Directions for this task
Type out the records that follow, exactly as given.

Provided entries
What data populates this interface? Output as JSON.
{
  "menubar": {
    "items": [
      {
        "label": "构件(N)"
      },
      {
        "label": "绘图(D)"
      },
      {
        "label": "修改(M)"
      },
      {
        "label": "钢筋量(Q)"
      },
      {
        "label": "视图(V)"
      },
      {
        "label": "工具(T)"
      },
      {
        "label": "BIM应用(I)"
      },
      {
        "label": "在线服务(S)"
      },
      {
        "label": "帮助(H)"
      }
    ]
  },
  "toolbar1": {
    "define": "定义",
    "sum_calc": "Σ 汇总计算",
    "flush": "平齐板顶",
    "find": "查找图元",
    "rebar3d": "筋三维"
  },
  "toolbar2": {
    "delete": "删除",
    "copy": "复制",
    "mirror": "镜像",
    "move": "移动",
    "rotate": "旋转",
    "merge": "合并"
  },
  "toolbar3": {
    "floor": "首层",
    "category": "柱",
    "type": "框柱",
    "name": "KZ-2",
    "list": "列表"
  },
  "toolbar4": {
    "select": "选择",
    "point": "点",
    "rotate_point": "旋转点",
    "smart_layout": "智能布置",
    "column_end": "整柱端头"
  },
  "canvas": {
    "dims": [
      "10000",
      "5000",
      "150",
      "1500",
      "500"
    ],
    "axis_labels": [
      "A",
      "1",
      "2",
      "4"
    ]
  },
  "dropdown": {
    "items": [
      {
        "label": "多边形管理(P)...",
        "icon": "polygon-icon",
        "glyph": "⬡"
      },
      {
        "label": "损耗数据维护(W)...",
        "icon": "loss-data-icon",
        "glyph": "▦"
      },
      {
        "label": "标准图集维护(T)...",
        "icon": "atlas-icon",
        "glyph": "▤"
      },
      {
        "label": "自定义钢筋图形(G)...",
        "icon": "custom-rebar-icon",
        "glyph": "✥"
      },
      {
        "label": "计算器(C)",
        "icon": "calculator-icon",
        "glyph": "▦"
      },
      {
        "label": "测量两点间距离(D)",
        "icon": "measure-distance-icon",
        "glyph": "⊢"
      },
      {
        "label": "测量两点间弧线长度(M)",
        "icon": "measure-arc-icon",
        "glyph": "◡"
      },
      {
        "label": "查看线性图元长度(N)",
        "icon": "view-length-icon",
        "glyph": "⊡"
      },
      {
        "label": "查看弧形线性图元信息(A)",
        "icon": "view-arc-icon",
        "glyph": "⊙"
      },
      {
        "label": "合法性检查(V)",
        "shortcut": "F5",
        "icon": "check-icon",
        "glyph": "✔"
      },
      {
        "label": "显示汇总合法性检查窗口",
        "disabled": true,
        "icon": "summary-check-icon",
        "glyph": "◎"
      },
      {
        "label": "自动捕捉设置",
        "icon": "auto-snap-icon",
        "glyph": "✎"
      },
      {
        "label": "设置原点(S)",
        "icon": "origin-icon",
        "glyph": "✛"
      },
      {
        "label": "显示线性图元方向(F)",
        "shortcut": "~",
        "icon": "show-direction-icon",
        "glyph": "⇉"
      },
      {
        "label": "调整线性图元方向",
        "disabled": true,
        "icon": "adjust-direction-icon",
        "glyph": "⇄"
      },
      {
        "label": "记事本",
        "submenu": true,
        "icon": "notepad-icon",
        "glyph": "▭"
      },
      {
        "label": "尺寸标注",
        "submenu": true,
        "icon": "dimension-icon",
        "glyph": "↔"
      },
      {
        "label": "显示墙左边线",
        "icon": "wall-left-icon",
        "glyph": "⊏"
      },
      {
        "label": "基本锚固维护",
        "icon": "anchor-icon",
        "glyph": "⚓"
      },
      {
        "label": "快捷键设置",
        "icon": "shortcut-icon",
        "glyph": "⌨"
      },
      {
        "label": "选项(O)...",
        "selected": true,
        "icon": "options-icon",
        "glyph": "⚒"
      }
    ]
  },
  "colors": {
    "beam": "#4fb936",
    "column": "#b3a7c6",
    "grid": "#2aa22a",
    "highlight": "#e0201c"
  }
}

Answer for the task
What data populates this interface? Output as JSON.
{
  "menubar": {
    "items": [
      {
        "label": "构件(N)"
      },
      {
        "label": "绘图(D)"
      },
      {
        "label": "修改(M)"
      },
      {
        "label": "钢筋量(Q)"
      },
      {
        "label": "视图(V)"
      },
      {
        "label": "工具(T)"
      },
      {
        "label": "BIM应用(I)"
      },
      {
        "label": "在线服务(S)"
      },
      {
        "label": "帮助(H)"
      }
    ]
  },
  "toolbar1": {
    "define": "定义",
    "sum_calc": "Σ 汇总计算",
    "flush": "平齐板顶",
    "find": "查找图元",
    "rebar3d": "筋三维"
  },
  "toolbar2": {
    "delete": "删除",
    "copy": "复制",
    "mirror": "镜像",
    "move": "移动",
    "rotate": "旋转",
    "merge": "合并"
  },
  "toolbar3": {
    "floor": "首层",
    "category": "柱",
    "type": "框柱",
    "name": "KZ-2",
    "list": "列表"
  },
  "toolbar4": {
    "select": "选择",
    "point": "点",
    "rotate_point": "旋转点",
    "smart_layout": "智能布置",
    "column_end": "整柱端头"
  },
  "canvas": {
    "dims": [
      "10000",
      "5000",
      "150",
      "1500",
      "500"
    ],
    "axis_labels": [
      "A",
      "1",
      "2",
      "4"
    ]
  },
  "dropdown": {
    "items": [
      {
        "label": "多边形管理(P)...",
        "icon": "polygon-icon",
        "glyph": "⬡"
      },
      {
        "label": "损耗数据维护(W)...",
        "icon": "loss-data-icon",
        "glyph": "▦"
      },
      {
        "label": "标准图集维护(T)...",
        "icon": "atlas-icon",
        "glyph": "▤"
      },
      {
        "label": "自定义钢筋图形(G)...",
        "icon": "custom-rebar-icon",
        "glyph": "✥"
      },
      {
        "label": "计算器(C)",
        "icon": "calculator-icon",
        "glyph": "▦"
      },
      {
        "label": "测量两点间距离(D)",
        "icon": "measure-distance-icon",
        "glyph": "⊢"
      },
      {
        "label": "测量两点间弧线长度(M)",
        "icon": "measure-arc-icon",
        "glyph": "◡"
      },
      {
        "label": "查看线性图元长度(N)",
        "icon": "view-length-icon",
        "glyph": "⊡"
      },
      {
        "label": "查看弧形线性图元信息(A)",
        "icon": "view-arc-icon",
        "glyph": "⊙"
      },
      {
        "label": "合法性检查(V)",
        "shortcut": "F5",
        "icon": "check-icon",
        "glyph": "✔"
      },
      {
        "label": "显示汇总合法性检查窗口",
        "disabled": true,
        "icon": "summary-check-icon",
        "glyph": "◎"
      },
      {
        "label": "自动捕捉设置",
        "icon": "auto-snap-icon",
        "glyph": "✎"
      },
      {
        "label": "设置原点(S)",
        "icon": "origin-icon",
        "glyph": "✛"
      },
      {
        "label": "显示线性图元方向(F)",
        "shortcut": "~",
        "icon": "show-direction-icon",
        "glyph": "⇉"
      },
      {
        "label": "调整线性图元方向",
        "disabled": true,
        "icon": "adjust-direction-icon",
        "glyph": "⇄"
      },
      {
        "label": "记事本",
        "submenu": true,
        "icon": "notepad-icon",
        "glyph": "▭"
      },
      {
        "label": "尺寸标注",
        "submenu": true,
        "icon": "dimension-icon",
        "glyph": "↔"
      },
      {
        "label": "显示墙左边线",
        "icon": "wall-left-icon",
        "glyph": "⊏"
      },
      {
        "label": "基本锚固维护",
        "icon": "anchor-icon",
        "glyph": "⚓"
      },
      {
        "label": "快捷键设置",
        "icon": "shortcut-icon",
        "glyph": "⌨"
      },
      {
        "label": "选项(O)...",
        "selected": true,
        "icon": "options-icon",
        "glyph": "⚒"
      }
    ]
  },
  "colors": {
    "beam": "#4fb936",
    "column": "#b3a7c6",
    "grid": "#2aa22a",
    "highlight": "#e0201c"
  }
}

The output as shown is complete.